**EXERCISE GOAL**:
A single number is the answer: the count of lines in the listing below that contain "text".

**MATERIAL PROVIDED**:
• • • •
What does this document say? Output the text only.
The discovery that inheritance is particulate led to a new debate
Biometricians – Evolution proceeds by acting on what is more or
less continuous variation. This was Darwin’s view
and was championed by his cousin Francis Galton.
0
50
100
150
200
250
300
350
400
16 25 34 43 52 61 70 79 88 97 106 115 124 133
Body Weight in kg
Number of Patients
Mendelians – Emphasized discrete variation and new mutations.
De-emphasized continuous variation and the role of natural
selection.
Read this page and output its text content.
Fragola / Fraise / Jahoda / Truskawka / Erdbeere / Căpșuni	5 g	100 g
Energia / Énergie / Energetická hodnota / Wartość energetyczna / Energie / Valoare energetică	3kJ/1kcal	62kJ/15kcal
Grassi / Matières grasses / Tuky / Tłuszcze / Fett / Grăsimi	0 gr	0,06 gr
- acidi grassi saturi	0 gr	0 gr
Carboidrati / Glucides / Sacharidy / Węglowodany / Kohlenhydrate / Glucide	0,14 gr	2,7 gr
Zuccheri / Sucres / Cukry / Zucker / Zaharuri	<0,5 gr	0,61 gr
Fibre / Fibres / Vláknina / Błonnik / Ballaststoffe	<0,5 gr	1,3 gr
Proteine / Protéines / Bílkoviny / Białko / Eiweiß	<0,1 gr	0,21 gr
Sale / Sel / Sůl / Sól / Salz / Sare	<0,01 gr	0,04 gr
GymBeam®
• • • •
**YOUR RESPONSE**:
2